Stored entries:
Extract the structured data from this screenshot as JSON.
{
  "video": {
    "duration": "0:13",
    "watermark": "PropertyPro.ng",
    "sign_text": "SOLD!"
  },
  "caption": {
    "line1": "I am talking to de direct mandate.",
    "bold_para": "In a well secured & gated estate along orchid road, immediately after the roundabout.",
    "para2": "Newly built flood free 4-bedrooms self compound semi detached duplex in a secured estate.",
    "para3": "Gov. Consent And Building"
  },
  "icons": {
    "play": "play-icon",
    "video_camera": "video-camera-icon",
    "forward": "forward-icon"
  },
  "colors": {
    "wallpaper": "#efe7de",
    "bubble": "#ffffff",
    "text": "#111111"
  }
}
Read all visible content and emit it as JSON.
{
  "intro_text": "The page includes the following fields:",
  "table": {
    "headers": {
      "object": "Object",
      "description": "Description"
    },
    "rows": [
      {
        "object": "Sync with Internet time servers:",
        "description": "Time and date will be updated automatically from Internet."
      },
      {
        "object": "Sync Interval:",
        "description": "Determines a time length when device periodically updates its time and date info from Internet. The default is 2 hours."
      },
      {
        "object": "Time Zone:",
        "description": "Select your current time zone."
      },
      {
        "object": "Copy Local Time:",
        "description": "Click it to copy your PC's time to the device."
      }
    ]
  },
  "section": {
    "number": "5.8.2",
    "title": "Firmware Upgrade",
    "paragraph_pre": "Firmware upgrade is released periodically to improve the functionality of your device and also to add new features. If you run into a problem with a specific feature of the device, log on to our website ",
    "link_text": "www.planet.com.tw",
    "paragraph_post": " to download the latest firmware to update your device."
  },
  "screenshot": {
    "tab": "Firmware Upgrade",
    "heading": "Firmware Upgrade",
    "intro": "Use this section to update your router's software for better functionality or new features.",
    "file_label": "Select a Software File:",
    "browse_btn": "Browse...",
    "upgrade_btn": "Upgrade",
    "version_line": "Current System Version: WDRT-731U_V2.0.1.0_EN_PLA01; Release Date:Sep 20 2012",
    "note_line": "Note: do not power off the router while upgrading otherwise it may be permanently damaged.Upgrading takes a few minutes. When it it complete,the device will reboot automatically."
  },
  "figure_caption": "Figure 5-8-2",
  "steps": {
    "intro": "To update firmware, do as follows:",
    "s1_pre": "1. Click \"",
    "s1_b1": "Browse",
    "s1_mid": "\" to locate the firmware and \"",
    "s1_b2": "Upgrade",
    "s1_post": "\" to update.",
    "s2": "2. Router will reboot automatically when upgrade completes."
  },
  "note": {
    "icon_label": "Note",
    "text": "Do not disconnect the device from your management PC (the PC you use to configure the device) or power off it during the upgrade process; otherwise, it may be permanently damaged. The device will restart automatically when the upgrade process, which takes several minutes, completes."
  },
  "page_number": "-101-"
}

_Problem statement_
Give the number of lines in the listing above that hold the string "minutes", with nothing else.

_Written reply_
2